• _Entries provided_:
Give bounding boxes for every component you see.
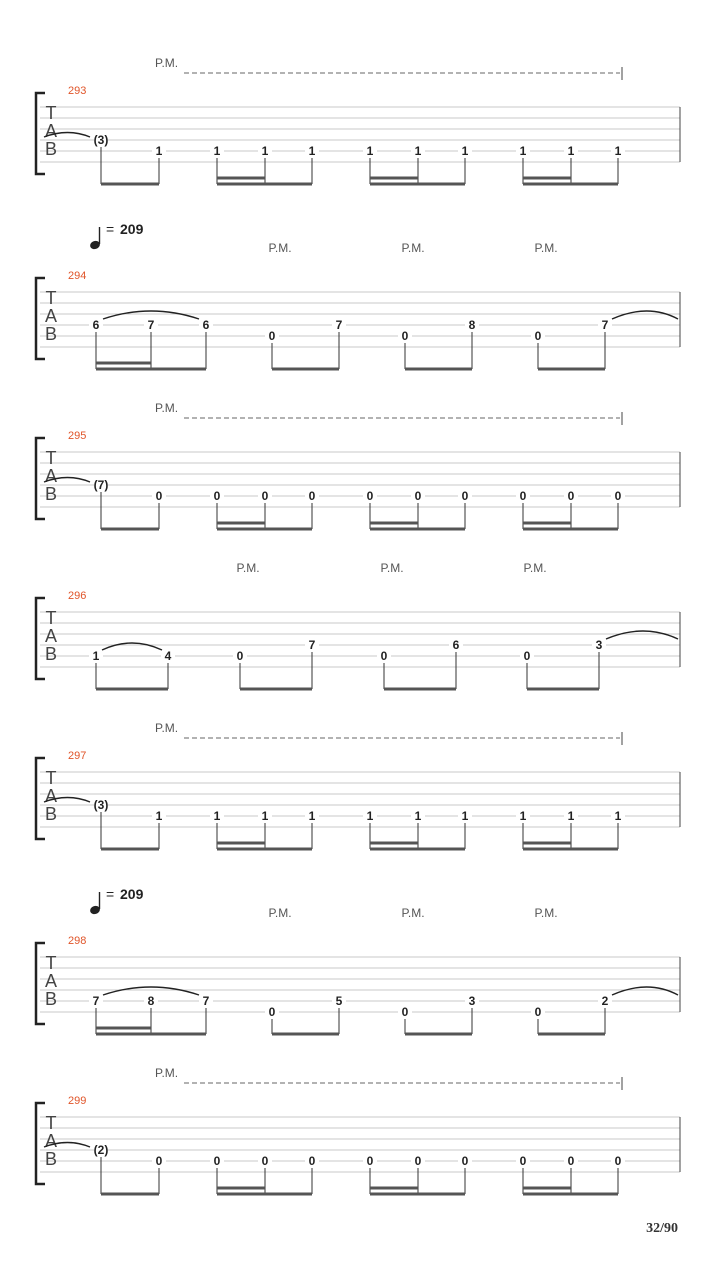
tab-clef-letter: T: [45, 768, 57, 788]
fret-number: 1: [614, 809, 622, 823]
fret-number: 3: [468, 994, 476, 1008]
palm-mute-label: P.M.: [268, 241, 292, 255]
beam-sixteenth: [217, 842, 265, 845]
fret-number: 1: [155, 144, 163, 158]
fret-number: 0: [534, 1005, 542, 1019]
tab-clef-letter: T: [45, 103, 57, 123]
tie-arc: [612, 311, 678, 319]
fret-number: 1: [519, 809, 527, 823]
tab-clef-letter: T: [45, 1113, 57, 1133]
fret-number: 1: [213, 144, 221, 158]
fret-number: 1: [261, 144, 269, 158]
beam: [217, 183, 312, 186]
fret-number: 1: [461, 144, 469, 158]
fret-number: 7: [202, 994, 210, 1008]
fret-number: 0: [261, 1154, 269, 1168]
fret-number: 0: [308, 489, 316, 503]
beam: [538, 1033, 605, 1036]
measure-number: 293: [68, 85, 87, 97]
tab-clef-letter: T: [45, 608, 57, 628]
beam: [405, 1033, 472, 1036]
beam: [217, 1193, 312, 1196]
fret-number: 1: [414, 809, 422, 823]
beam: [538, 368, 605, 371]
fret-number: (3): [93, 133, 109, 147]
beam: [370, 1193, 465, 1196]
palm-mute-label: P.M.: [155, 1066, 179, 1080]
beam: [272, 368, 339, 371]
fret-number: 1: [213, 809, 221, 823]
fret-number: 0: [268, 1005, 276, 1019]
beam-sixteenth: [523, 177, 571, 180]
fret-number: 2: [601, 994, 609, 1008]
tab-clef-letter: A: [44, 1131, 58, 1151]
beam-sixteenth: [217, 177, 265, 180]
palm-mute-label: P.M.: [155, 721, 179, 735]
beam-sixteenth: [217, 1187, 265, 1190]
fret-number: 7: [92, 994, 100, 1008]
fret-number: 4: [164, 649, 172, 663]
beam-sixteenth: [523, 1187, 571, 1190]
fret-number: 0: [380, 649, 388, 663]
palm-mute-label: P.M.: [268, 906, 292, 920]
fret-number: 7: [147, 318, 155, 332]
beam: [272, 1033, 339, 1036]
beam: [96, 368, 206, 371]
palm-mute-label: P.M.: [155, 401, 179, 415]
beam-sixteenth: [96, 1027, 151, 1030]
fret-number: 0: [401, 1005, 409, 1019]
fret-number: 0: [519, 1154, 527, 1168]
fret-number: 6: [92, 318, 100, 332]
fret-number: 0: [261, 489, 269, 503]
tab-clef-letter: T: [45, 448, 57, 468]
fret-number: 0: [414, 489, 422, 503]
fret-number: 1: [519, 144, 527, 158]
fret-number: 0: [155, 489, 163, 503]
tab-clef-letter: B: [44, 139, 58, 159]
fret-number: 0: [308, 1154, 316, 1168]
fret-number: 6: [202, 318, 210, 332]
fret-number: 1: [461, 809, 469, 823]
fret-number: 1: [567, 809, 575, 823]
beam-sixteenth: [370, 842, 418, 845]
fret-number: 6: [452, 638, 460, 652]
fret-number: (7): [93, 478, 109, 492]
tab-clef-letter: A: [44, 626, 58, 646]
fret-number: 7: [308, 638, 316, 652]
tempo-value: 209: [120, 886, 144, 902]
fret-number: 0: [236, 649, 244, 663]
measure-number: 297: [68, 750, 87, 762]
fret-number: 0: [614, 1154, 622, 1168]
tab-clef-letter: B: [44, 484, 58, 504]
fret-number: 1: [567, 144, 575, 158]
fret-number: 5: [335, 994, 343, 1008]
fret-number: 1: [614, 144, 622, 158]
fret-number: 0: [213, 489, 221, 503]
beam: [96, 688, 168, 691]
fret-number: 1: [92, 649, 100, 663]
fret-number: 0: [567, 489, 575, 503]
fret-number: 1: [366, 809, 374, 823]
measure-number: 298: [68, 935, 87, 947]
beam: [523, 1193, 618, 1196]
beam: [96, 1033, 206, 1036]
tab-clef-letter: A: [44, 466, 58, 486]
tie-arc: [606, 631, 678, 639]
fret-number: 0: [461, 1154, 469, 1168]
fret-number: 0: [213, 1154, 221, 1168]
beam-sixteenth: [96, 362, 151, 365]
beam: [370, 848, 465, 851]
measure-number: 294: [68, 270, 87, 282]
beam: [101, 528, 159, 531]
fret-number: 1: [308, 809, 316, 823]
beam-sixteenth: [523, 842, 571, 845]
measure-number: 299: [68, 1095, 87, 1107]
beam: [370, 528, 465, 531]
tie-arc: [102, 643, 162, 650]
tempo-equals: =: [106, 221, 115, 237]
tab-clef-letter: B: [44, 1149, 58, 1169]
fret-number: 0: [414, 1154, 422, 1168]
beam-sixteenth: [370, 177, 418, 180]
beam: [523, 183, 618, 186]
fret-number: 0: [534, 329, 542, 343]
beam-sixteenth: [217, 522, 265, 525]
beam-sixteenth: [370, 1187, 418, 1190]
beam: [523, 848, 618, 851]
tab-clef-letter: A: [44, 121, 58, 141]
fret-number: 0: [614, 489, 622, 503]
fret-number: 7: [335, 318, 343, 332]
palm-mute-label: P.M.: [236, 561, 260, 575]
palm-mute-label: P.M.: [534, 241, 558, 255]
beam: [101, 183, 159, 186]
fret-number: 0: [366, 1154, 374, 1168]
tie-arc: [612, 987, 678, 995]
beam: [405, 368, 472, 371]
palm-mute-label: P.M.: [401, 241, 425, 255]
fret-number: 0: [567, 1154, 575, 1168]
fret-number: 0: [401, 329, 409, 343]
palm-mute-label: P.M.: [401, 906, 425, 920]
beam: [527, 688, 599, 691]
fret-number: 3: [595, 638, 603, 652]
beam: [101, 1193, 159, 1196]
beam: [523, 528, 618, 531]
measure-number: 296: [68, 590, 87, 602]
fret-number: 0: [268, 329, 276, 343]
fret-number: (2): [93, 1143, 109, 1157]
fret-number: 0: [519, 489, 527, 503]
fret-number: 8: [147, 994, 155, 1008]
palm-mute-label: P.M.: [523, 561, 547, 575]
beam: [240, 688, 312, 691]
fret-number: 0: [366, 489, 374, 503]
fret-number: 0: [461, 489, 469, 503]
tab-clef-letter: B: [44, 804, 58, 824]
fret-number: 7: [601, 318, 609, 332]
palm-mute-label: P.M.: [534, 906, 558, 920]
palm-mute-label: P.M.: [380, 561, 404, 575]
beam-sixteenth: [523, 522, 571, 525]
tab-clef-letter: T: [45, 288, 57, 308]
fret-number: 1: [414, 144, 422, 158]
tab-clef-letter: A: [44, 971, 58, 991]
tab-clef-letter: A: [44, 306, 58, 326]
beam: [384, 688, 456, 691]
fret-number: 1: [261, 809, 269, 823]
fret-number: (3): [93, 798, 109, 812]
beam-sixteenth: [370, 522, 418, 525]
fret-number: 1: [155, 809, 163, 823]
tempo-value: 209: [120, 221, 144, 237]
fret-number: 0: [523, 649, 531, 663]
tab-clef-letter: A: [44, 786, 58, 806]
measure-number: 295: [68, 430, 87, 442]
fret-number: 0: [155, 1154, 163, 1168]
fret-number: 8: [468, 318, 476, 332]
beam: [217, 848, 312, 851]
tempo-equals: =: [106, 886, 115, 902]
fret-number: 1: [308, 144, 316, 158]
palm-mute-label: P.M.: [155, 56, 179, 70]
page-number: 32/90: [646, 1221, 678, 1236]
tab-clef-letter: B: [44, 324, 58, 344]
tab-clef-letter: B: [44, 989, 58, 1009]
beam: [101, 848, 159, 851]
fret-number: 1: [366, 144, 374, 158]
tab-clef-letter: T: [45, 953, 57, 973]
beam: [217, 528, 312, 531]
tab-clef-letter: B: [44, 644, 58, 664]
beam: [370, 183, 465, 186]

• _Challenge_: Please render the material above as a JSON list of strings, one string per line, with blank lines and the pictures left out.

• _Exercise answer_:
[
  "Give bounding boxes for every component you see.",
  "tab-clef-letter: T: [45, 768, 57, 788]",
  "fret-number: 1: [614, 809, 622, 823]",
  "fret-number: 3: [468, 994, 476, 1008]",
  "palm-mute-label: P.M.: [268, 241, 292, 255]",
  "beam-sixteenth: [217, 842, 265, 845]",
  "fret-number: 1: [155, 144, 163, 158]",
  "fret-number: 0: [534, 1005, 542, 1019]",
  "tab-clef-letter: T: [45, 103, 57, 123]",
  "tie-arc: [612, 311, 678, 319]",
  "fret-number: 1: [519, 809, 527, 823]",
  "tab-clef-letter: T: [45, 1113, 57, 1133]",
  "fret-number: 1: [213, 144, 221, 158]",
  "fret-number: 1: [261, 144, 269, 158]",
  "beam: [217, 183, 312, 186]",
  "fret-number: 1: [461, 144, 469, 158]",
  "fret-number: 7: [202, 994, 210, 1008]",
  "fret-number: 0: [261, 1154, 269, 1168]",
  "fret-number: 0: [308, 489, 316, 503]",
  "beam: [538, 1033, 605, 1036]",
  "measure-number: 293: [68, 85, 87, 97]",
  "tab-clef-letter: T: [45, 608, 57, 628]",
  "beam: [405, 1033, 472, 1036]",
  "beam: [217, 1193, 312, 1196]",
  "fret-number: 1: [414, 809, 422, 823]",
  "beam: [538, 368, 605, 371]",
  "fret-number: (3): [93, 133, 109, 147]",
  "beam: [370, 1193, 465, 1196]",
  "palm-mute-label: P.M.: [155, 1066, 179, 1080]",
  "beam: [272, 368, 339, 371]",
  "fret-number: 1: [213, 809, 221, 823]",
  "fret-number: 0: [268, 1005, 276, 1019]",
  "beam-sixteenth: [523, 177, 571, 180]",
  "fret-number: 2: [601, 994, 609, 1008]",
  "tab-clef-letter: A: [44, 1131, 58, 1151]",
  "beam-sixteenth: [217, 177, 265, 180]",
  "palm-mute-label: P.M.: [155, 721, 179, 735]",
  "beam-sixteenth: [217, 1187, 265, 1190]",
  "fret-number: 7: [92, 994, 100, 1008]",
  "fret-number: 4: [164, 649, 172, 663]",
  "beam-sixteenth: [523, 1187, 571, 1190]",
  "fret-number: 0: [380, 649, 388, 663]",
  "palm-mute-label: P.M.: [268, 906, 292, 920]",
  "fret-number: 7: [147, 318, 155, 332]",
  "beam: [272, 1033, 339, 1036]",
  "beam: [96, 368, 206, 371]",
  "palm-mute-label: P.M.: [155, 401, 179, 415]",
  "beam-sixteenth: [96, 1027, 151, 1030]",
  "fret-number: 0: [401, 1005, 409, 1019]",
  "fret-number: 0: [519, 1154, 527, 1168]",
  "fret-number: 6: [92, 318, 100, 332]",
  "fret-number: 0: [261, 489, 269, 503]",
  "tab-clef-letter: T: [45, 448, 57, 468]",
  "fret-number: 0: [414, 489, 422, 503]",
  "fret-number: 1: [519, 144, 527, 158]",
  "fret-number: 0: [155, 489, 163, 503]",
  "tab-clef-letter: B: [44, 139, 58, 159]",
  "fret-number: 0: [308, 1154, 316, 1168]",
  "fret-number: 6: [202, 318, 210, 332]",
  "fret-number: 1: [461, 809, 469, 823]",
  "fret-number: 1: [567, 809, 575, 823]",
  "beam-sixteenth: [370, 842, 418, 845]",
  "fret-number: 6: [452, 638, 460, 652]",
  "fret-number: (7): [93, 478, 109, 492]",
  "tab-clef-letter: A: [44, 626, 58, 646]",
  "fret-number: 7: [308, 638, 316, 652]",
  "tempo-value: 209: [120, 886, 144, 902]",
  "fret-number: 0: [236, 649, 244, 663]",
  "measure-number: 297: [68, 750, 87, 762]",
  "fret-number: 0: [614, 1154, 622, 1168]",
  "tab-clef-letter: B: [44, 484, 58, 504]",
  "fret-number: 1: [567, 144, 575, 158]",
  "fret-number: 5: [335, 994, 343, 1008]",
  "fret-number: 1: [614, 144, 622, 158]",
  "fret-number: 0: [213, 489, 221, 503]",
  "beam: [96, 688, 168, 691]",
  "fret-number: 1: [92, 649, 100, 663]",
  "fret-number: 0: [567, 489, 575, 503]",
  "fret-number: 1: [366, 809, 374, 823]",
  "measure-number: 298: [68, 935, 87, 947]",
  "beam: [523, 1193, 618, 1196]",
  "beam: [96, 1033, 206, 1036]",
  "tab-clef-letter: A: [44, 466, 58, 486]",
  "tie-arc: [606, 631, 678, 639]",
  "fret-number: 0: [461, 1154, 469, 1168]",
  "fret-number: 0: [213, 1154, 221, 1168]",
  "beam-sixteenth: [96, 362, 151, 365]",
  "beam: [370, 848, 465, 851]",
  "measure-number: 294: [68, 270, 87, 282]",
  "beam: [101, 528, 159, 531]",
  "fret-number: 1: [308, 809, 316, 823]",
  "beam-sixteenth: [523, 842, 571, 845]",
  "measure-number: 299: [68, 1095, 87, 1107]",
  "beam: [370, 528, 465, 531]",
  "tie-arc: [102, 643, 162, 650]",
  "tempo-equals: =: [106, 221, 115, 237]",
  "tab-clef-letter: B: [44, 1149, 58, 1169]",
  "fret-number: 0: [414, 1154, 422, 1168]",
  "beam-sixteenth: [370, 177, 418, 180]",
  "beam: [523, 183, 618, 186]",
  "fret-number: 0: [534, 329, 542, 343]",
  "beam-sixteenth: [217, 522, 265, 525]",
  "beam-sixteenth: [370, 1187, 418, 1190]",
  "beam: [523, 848, 618, 851]",
  "tab-clef-letter: A: [44, 121, 58, 141]",
  "fret-number: 0: [614, 489, 622, 503]",
  "fret-number: 7: [335, 318, 343, 332]",
  "palm-mute-label: P.M.: [236, 561, 260, 575]",
  "palm-mute-label: P.M.: [534, 241, 558, 255]",
  "beam: [101, 183, 159, 186]",
  "fret-number: 0: [366, 1154, 374, 1168]",
  "tie-arc: [612, 987, 678, 995]",
  "beam: [405, 368, 472, 371]",
  "palm-mute-label: P.M.: [401, 241, 425, 255]",
  "fret-number: 0: [567, 1154, 575, 1168]",
  "fret-number: 0: [401, 329, 409, 343]",
  "palm-mute-label: P.M.: [401, 906, 425, 920]",
  "beam: [527, 688, 599, 691]",
  "fret-number: 3: [595, 638, 603, 652]",
  "beam: [101, 1193, 159, 1196]",
  "beam: [523, 528, 618, 531]",
  "measure-number: 296: [68, 590, 87, 602]",
  "fret-number: 0: [268, 329, 276, 343]",
  "fret-number: (2): [93, 1143, 109, 1157]",
  "fret-number: 0: [519, 489, 527, 503]",
  "fret-number: 8: [147, 994, 155, 1008]",
  "palm-mute-label: P.M.: [523, 561, 547, 575]",
  "beam: [240, 688, 312, 691]",
  "fret-number: 0: [366, 489, 374, 503]",
  "fret-number: 0: [461, 489, 469, 503]",
  "tab-clef-letter: B: [44, 804, 58, 824]",
  "fret-number: 7: [601, 318, 609, 332]",
  "palm-mute-label: P.M.: [534, 906, 558, 920]",
  "palm-mute-label: P.M.: [380, 561, 404, 575]",
  "beam-sixteenth: [523, 522, 571, 525]",
  "tab-clef-letter: T: [45, 288, 57, 308]",
  "fret-number: 1: [414, 144, 422, 158]",
  "tab-clef-letter: A: [44, 971, 58, 991]",
  "tab-clef-letter: A: [44, 306, 58, 326]",
  "beam: [384, 688, 456, 691]",
  "fret-number: 1: [261, 809, 269, 823]",
  "fret-number: (3): [93, 798, 109, 812]",
  "beam-sixteenth: [370, 522, 418, 525]",
  "fret-number: 1: [155, 809, 163, 823]",
  "tempo-value: 209: [120, 221, 144, 237]",
  "fret-number: 0: [523, 649, 531, 663]",
  "tab-clef-letter: A: [44, 786, 58, 806]",
  "measure-number: 295: [68, 430, 87, 442]",
  "fret-number: 0: [155, 1154, 163, 1168]",
  "fret-number: 8: [468, 318, 476, 332]",
  "beam: [217, 848, 312, 851]",
  "tempo-equals: =: [106, 886, 115, 902]",
  "fret-number: 1: [308, 144, 316, 158]",
  "palm-mute-label: P.M.: [155, 56, 179, 70]",
  "page-number: 32/90: [646, 1221, 678, 1236]",
  "tab-clef-letter: B: [44, 324, 58, 344]",
  "tab-clef-letter: B: [44, 989, 58, 1009]",
  "beam: [101, 848, 159, 851]",
  "fret-number: 1: [366, 144, 374, 158]",
  "tab-clef-letter: T: [45, 953, 57, 973]",
  "beam: [217, 528, 312, 531]",
  "tab-clef-letter: B: [44, 644, 58, 664]",
  "beam: [370, 183, 465, 186]"
]